— START OF Information given —
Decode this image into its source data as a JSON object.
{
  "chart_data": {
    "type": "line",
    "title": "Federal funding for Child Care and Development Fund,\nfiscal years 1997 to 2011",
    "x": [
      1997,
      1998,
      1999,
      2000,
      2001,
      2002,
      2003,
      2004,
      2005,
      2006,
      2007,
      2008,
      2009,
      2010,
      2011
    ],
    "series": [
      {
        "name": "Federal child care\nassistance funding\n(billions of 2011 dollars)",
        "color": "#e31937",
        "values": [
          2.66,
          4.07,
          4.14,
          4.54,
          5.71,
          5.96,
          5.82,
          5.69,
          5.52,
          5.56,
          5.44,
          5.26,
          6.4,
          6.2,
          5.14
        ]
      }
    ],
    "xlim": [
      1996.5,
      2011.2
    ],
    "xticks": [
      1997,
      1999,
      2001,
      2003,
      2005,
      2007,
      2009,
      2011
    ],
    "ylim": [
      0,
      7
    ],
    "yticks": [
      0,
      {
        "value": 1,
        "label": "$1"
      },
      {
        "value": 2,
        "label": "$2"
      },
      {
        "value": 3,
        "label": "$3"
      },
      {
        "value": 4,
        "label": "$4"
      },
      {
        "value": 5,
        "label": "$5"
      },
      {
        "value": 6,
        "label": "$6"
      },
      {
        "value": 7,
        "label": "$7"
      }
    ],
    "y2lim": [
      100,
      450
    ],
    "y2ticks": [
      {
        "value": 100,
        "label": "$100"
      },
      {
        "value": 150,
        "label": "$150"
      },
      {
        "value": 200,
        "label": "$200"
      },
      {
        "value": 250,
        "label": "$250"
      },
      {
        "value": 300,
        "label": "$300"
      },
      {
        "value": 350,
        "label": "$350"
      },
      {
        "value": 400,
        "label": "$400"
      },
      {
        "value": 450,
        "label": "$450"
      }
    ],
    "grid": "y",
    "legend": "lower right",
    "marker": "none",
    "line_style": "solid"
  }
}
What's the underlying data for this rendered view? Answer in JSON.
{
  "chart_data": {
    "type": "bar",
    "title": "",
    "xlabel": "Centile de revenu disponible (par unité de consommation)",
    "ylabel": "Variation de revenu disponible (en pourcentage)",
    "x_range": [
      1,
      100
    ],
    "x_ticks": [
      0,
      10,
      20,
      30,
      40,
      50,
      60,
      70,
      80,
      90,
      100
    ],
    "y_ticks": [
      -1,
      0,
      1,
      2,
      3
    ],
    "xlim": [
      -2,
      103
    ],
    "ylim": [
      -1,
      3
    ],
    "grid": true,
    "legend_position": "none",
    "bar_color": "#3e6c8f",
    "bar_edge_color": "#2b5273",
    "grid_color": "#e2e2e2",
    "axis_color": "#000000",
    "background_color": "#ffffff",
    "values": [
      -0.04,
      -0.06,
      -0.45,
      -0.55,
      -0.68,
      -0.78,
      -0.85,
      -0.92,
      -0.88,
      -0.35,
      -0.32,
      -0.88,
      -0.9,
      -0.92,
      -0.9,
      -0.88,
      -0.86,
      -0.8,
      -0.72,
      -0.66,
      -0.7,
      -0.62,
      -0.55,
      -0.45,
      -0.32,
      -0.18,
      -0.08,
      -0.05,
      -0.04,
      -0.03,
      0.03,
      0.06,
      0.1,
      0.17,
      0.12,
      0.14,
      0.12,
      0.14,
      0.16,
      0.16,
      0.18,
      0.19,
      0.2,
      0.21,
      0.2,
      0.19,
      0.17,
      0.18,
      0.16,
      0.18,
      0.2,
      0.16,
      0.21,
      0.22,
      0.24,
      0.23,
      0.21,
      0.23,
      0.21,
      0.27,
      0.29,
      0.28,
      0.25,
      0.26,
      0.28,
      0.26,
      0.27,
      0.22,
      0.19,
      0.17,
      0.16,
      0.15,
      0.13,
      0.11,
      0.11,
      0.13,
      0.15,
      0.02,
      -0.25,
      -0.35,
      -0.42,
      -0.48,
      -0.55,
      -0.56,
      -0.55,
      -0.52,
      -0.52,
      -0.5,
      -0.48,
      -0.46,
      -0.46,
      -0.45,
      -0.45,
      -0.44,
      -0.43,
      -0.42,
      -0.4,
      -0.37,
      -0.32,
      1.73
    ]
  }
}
— END OF Information given —
> _Given exercise_: Return the material exactly as it stands.

> _Result for this task_:
Decode this image into its source data as a JSON object.
{
  "chart_data": {
    "type": "line",
    "title": "Federal funding for Child Care and Development Fund,\nfiscal years 1997 to 2011",
    "x": [
      1997,
      1998,
      1999,
      2000,
      2001,
      2002,
      2003,
      2004,
      2005,
      2006,
      2007,
      2008,
      2009,
      2010,
      2011
    ],
    "series": [
      {
        "name": "Federal child care\nassistance funding\n(billions of 2011 dollars)",
        "color": "#e31937",
        "values": [
          2.66,
          4.07,
          4.14,
          4.54,
          5.71,
          5.96,
          5.82,
          5.69,
          5.52,
          5.56,
          5.44,
          5.26,
          6.4,
          6.2,
          5.14
        ]
      }
    ],
    "xlim": [
      1996.5,
      2011.2
    ],
    "xticks": [
      1997,
      1999,
      2001,
      2003,
      2005,
      2007,
      2009,
      2011
    ],
    "ylim": [
      0,
      7
    ],
    "yticks": [
      0,
      {
        "value": 1,
        "label": "$1"
      },
      {
        "value": 2,
        "label": "$2"
      },
      {
        "value": 3,
        "label": "$3"
      },
      {
        "value": 4,
        "label": "$4"
      },
      {
        "value": 5,
        "label": "$5"
      },
      {
        "value": 6,
        "label": "$6"
      },
      {
        "value": 7,
        "label": "$7"
      }
    ],
    "y2lim": [
      100,
      450
    ],
    "y2ticks": [
      {
        "value": 100,
        "label": "$100"
      },
      {
        "value": 150,
        "label": "$150"
      },
      {
        "value": 200,
        "label": "$200"
      },
      {
        "value": 250,
        "label": "$250"
      },
      {
        "value": 300,
        "label": "$300"
      },
      {
        "value": 350,
        "label": "$350"
      },
      {
        "value": 400,
        "label": "$400"
      },
      {
        "value": 450,
        "label": "$450"
      }
    ],
    "grid": "y",
    "legend": "lower right",
    "marker": "none",
    "line_style": "solid"
  }
}
What's the underlying data for this rendered view? Answer in JSON.
{
  "chart_data": {
    "type": "bar",
    "title": "",
    "xlabel": "Centile de revenu disponible (par unité de consommation)",
    "ylabel": "Variation de revenu disponible (en pourcentage)",
    "x_range": [
      1,
      100
    ],
    "x_ticks": [
      0,
      10,
      20,
      30,
      40,
      50,
      60,
      70,
      80,
      90,
      100
    ],
    "y_ticks": [
      -1,
      0,
      1,
      2,
      3
    ],
    "xlim": [
      -2,
      103
    ],
    "ylim": [
      -1,
      3
    ],
    "grid": true,
    "legend_position": "none",
    "bar_color": "#3e6c8f",
    "bar_edge_color": "#2b5273",
    "grid_color": "#e2e2e2",
    "axis_color": "#000000",
    "background_color": "#ffffff",
    "values": [
      -0.04,
      -0.06,
      -0.45,
      -0.55,
      -0.68,
      -0.78,
      -0.85,
      -0.92,
      -0.88,
      -0.35,
      -0.32,
      -0.88,
      -0.9,
      -0.92,
      -0.9,
      -0.88,
      -0.86,
      -0.8,
      -0.72,
      -0.66,
      -0.7,
      -0.62,
      -0.55,
      -0.45,
      -0.32,
      -0.18,
      -0.08,
      -0.05,
      -0.04,
      -0.03,
      0.03,
      0.06,
      0.1,
      0.17,
      0.12,
      0.14,
      0.12,
      0.14,
      0.16,
      0.16,
      0.18,
      0.19,
      0.2,
      0.21,
      0.2,
      0.19,
      0.17,
      0.18,
      0.16,
      0.18,
      0.2,
      0.16,
      0.21,
      0.22,
      0.24,
      0.23,
      0.21,
      0.23,
      0.21,
      0.27,
      0.29,
      0.28,
      0.25,
      0.26,
      0.28,
      0.26,
      0.27,
      0.22,
      0.19,
      0.17,
      0.16,
      0.15,
      0.13,
      0.11,
      0.11,
      0.13,
      0.15,
      0.02,
      -0.25,
      -0.35,
      -0.42,
      -0.48,
      -0.55,
      -0.56,
      -0.55,
      -0.52,
      -0.52,
      -0.5,
      -0.48,
      -0.46,
      -0.46,
      -0.45,
      -0.45,
      -0.44,
      -0.43,
      -0.42,
      -0.4,
      -0.37,
      -0.32,
      1.73
    ]
  }
}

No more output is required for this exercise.